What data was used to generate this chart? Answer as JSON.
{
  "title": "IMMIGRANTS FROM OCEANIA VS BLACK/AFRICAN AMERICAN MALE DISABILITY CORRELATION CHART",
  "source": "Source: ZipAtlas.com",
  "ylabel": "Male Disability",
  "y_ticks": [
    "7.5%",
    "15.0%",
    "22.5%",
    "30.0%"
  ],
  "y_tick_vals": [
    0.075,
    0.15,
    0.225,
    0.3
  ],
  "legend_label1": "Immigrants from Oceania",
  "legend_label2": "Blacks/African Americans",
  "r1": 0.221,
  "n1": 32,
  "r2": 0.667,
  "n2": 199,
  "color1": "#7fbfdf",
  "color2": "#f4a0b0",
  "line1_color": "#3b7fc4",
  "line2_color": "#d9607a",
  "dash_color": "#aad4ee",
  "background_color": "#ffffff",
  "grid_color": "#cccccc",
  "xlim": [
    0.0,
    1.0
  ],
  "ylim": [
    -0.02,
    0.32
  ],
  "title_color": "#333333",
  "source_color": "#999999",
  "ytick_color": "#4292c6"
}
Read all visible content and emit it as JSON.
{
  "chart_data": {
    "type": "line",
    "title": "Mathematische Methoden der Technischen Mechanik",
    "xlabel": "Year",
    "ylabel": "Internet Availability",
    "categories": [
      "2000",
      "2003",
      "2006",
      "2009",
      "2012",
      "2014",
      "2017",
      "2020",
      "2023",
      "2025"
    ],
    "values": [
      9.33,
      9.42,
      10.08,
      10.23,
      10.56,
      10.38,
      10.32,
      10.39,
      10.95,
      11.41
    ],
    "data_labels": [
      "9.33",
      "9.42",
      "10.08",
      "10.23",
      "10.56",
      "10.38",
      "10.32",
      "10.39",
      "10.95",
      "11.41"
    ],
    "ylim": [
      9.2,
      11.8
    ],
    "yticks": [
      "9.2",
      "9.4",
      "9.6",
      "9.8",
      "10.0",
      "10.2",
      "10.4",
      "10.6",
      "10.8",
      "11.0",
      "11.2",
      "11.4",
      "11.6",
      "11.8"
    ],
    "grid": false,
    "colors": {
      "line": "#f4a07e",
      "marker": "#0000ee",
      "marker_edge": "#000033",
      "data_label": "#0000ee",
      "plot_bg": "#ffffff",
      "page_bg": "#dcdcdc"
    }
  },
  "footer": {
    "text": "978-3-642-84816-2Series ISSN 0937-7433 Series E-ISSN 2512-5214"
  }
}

What is needed:
Look through the records above and report how many lines hold the word "ffffff", giving only the number.

Exercise output:
2